Pick out the lines in the listing below that contain the word "اعتقادهم" and copy them.

>> Start Given records

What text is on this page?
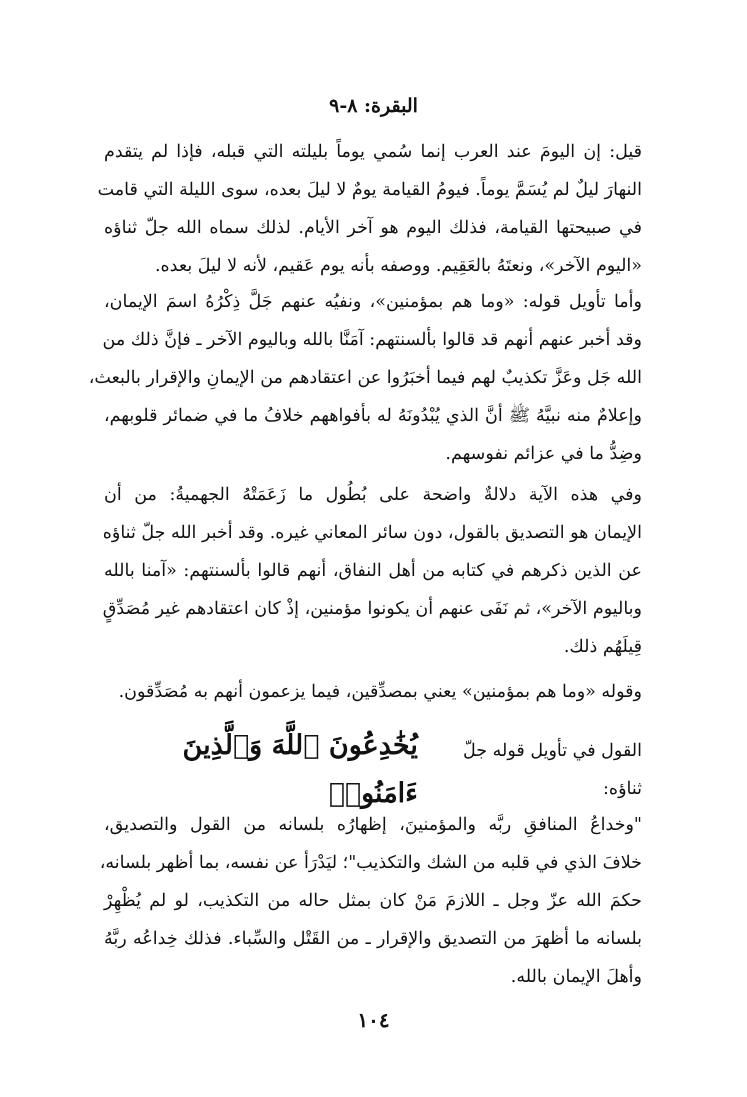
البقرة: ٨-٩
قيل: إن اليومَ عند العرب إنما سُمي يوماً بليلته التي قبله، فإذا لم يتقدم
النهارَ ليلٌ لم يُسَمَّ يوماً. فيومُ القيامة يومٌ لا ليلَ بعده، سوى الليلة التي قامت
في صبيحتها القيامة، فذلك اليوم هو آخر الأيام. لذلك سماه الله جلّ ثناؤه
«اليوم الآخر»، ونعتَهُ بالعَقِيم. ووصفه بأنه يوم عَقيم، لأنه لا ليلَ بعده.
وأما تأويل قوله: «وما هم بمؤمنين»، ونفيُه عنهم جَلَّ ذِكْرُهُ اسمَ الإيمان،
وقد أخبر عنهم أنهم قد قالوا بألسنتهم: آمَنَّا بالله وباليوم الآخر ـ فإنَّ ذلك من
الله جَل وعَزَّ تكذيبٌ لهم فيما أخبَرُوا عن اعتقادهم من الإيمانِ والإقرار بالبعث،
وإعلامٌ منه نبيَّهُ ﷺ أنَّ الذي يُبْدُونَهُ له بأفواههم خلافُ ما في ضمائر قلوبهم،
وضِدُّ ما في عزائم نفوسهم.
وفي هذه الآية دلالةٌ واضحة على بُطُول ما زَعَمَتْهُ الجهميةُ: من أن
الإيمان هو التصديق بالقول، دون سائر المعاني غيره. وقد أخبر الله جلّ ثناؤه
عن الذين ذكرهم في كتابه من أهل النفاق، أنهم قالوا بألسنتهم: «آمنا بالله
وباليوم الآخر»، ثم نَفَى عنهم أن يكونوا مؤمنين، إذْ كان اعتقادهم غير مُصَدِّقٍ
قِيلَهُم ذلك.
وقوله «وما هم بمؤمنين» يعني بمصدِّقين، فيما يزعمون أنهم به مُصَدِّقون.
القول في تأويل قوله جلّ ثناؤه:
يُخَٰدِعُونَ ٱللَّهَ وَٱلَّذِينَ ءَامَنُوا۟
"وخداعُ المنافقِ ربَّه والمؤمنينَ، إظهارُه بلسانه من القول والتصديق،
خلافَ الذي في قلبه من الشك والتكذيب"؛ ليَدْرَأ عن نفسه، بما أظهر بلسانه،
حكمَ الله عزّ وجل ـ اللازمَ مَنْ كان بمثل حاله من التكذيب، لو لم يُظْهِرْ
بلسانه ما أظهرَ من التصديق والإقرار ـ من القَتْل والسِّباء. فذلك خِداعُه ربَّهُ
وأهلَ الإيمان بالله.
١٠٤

>> End Given records

Solution to the exercise ::
الله جَل وعَزَّ تكذيبٌ لهم فيما أخبَرُوا عن اعتقادهم من الإيمانِ والإقرار بالبعث،
وباليوم الآخر»، ثم نَفَى عنهم أن يكونوا مؤمنين، إذْ كان اعتقادهم غير مُصَدِّقٍ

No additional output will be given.